→ **Recorded information**:
»»

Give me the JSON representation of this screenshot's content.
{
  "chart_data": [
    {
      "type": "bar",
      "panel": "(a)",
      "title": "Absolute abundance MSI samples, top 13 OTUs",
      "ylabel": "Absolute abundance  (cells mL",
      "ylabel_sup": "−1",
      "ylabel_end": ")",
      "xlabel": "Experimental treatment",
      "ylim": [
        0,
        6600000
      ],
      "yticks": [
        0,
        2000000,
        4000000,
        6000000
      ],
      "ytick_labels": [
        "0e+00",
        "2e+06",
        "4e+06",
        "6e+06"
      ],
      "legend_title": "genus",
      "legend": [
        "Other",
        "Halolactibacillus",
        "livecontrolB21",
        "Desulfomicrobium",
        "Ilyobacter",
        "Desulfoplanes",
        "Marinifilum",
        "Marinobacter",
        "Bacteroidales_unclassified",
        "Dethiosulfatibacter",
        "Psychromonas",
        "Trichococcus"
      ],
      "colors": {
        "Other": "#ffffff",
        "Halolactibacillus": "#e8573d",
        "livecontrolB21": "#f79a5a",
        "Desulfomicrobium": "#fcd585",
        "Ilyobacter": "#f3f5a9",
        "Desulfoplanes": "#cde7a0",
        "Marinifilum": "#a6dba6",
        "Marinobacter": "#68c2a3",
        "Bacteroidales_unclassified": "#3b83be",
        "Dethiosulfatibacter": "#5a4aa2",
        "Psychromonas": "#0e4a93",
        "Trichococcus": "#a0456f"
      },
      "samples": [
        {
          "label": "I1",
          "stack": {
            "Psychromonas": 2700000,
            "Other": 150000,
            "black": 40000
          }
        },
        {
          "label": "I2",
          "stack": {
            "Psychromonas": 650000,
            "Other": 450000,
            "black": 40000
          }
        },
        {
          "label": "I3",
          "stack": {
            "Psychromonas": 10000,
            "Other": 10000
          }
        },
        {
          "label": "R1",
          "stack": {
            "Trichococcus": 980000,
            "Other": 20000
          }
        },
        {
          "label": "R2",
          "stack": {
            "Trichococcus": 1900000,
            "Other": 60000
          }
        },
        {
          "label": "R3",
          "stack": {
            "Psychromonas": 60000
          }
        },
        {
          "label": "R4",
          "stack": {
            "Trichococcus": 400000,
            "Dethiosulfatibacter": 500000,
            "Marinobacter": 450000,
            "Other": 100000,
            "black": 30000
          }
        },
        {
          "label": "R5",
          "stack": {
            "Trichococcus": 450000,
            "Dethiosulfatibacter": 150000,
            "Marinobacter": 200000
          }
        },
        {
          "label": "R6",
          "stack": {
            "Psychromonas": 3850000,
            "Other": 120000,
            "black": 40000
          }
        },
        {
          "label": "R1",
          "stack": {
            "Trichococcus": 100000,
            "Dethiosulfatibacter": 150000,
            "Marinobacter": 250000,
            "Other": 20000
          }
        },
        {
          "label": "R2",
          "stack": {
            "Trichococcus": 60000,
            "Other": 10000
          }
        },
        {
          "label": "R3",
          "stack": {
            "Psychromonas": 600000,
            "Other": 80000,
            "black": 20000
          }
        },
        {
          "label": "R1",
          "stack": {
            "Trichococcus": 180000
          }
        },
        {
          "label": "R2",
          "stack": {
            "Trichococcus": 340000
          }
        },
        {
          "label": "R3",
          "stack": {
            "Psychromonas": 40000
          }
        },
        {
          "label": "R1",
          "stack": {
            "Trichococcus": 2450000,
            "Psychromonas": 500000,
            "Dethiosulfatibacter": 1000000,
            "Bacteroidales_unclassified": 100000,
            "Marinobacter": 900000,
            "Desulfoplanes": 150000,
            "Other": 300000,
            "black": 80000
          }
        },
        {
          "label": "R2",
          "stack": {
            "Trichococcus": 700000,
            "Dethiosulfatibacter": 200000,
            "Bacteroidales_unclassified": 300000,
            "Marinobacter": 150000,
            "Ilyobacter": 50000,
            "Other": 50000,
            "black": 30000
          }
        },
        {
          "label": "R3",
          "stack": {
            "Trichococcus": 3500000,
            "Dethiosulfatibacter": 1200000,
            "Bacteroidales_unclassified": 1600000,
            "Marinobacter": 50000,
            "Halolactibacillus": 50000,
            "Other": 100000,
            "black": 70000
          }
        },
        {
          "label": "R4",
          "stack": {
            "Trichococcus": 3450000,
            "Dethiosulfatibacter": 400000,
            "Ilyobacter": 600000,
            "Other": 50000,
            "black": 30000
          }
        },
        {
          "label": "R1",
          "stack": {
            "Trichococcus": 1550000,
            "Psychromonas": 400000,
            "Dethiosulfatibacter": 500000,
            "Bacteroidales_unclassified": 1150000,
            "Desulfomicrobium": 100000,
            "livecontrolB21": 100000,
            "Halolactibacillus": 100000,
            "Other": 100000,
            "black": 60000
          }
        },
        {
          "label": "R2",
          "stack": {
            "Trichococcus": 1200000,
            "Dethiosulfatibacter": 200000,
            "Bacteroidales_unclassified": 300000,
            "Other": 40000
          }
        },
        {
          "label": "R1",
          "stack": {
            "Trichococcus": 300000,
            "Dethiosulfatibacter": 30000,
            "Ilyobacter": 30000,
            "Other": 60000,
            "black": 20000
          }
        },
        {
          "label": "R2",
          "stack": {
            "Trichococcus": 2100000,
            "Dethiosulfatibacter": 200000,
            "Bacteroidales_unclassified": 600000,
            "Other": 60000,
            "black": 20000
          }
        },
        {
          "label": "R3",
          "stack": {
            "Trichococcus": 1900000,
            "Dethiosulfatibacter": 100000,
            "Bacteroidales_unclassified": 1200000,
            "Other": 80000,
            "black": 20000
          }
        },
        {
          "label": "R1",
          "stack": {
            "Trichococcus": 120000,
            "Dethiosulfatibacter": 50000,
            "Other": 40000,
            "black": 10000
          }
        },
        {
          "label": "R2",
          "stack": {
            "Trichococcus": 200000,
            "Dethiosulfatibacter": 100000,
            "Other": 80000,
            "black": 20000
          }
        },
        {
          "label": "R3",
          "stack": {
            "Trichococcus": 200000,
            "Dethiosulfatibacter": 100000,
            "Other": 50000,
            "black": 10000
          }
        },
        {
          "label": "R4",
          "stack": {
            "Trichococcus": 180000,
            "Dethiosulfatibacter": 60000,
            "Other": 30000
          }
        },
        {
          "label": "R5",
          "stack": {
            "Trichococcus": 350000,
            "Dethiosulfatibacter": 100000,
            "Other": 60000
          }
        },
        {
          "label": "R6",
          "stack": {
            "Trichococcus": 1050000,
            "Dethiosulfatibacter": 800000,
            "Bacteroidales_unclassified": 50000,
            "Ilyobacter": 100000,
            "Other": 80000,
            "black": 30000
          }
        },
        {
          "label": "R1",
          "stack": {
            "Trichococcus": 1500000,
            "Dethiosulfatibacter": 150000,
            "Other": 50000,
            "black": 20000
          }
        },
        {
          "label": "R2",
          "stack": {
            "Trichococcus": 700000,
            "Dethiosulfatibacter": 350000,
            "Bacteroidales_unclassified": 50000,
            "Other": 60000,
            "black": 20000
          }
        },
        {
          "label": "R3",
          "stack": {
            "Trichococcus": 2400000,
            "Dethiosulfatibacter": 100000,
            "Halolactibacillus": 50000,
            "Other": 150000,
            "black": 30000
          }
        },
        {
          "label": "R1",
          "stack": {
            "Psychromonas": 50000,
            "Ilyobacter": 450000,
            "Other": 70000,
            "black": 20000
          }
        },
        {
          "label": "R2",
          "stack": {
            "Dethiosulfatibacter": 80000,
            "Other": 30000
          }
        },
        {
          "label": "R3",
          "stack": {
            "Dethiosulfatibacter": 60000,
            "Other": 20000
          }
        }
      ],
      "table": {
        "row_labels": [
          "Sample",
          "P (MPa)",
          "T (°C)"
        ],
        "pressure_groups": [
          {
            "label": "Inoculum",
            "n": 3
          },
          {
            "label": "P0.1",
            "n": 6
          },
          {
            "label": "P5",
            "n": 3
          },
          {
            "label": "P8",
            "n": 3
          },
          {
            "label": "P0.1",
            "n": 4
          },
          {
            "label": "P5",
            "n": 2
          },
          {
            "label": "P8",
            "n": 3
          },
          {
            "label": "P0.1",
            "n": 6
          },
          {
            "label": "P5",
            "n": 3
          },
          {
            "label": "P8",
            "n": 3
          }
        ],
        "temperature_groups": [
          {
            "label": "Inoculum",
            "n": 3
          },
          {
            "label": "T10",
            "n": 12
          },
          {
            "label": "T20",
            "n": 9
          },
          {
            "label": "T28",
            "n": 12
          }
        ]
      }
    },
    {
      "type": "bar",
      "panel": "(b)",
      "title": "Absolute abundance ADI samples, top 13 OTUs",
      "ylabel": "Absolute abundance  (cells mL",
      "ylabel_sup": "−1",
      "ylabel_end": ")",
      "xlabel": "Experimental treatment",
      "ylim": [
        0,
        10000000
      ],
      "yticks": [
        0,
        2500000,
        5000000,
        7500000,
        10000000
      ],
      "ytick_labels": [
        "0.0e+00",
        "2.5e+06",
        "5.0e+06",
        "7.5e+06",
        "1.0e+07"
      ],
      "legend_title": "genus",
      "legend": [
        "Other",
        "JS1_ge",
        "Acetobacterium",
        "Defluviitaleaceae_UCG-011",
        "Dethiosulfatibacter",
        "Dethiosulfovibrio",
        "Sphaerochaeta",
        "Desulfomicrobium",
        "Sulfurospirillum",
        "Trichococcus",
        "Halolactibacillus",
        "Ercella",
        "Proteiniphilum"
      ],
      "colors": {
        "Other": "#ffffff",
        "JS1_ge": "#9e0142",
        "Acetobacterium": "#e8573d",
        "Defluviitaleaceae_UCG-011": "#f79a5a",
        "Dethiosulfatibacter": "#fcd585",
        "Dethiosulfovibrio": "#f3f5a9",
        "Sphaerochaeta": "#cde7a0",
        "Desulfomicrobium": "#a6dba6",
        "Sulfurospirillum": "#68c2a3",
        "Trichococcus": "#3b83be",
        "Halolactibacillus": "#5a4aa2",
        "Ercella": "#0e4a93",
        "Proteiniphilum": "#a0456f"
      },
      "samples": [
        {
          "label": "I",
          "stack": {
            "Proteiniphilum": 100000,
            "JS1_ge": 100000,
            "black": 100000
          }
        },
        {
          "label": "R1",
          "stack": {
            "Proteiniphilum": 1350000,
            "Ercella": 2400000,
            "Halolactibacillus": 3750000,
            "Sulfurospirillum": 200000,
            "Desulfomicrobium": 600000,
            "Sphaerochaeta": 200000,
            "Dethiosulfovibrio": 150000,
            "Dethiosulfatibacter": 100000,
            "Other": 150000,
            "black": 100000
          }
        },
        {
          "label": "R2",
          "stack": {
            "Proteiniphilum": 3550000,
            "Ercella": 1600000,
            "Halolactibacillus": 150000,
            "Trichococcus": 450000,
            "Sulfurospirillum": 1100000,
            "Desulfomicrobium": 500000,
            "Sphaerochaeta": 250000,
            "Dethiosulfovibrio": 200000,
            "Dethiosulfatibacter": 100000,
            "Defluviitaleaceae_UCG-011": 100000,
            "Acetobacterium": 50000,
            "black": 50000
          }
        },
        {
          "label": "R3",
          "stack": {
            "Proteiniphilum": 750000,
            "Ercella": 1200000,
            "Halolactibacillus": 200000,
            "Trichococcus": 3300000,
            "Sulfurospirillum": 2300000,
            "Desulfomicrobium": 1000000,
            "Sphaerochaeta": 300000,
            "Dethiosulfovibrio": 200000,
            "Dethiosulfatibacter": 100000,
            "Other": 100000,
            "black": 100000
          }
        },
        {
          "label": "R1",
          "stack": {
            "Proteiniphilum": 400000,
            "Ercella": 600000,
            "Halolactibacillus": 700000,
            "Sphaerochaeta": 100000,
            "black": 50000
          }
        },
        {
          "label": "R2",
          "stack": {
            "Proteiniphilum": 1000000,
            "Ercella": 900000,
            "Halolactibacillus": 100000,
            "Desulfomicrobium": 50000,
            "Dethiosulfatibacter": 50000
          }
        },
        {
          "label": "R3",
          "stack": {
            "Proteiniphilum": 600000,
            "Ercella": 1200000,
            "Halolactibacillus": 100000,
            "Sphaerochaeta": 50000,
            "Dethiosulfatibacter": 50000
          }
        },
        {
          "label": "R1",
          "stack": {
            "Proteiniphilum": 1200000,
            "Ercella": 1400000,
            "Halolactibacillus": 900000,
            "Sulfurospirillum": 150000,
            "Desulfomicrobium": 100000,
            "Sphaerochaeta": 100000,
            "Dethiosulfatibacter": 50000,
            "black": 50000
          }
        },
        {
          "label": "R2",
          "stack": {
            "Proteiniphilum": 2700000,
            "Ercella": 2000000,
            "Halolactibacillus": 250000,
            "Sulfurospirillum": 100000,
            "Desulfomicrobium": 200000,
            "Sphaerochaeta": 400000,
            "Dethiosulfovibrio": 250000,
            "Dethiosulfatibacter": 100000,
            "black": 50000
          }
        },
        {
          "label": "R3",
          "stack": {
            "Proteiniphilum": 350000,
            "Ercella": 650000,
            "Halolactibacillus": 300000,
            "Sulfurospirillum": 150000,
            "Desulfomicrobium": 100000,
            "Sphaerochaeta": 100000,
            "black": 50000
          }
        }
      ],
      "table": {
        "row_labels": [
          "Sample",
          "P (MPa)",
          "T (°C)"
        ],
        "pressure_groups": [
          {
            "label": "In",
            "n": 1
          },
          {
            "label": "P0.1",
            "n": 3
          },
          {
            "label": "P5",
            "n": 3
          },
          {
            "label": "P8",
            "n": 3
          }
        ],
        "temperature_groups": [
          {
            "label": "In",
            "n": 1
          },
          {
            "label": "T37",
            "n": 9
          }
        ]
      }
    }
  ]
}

««

→ **What is expected**:
Going through the entries above, count the lines with the word "Acetobacterium". Give only the result.

→ **Exercise result**:
3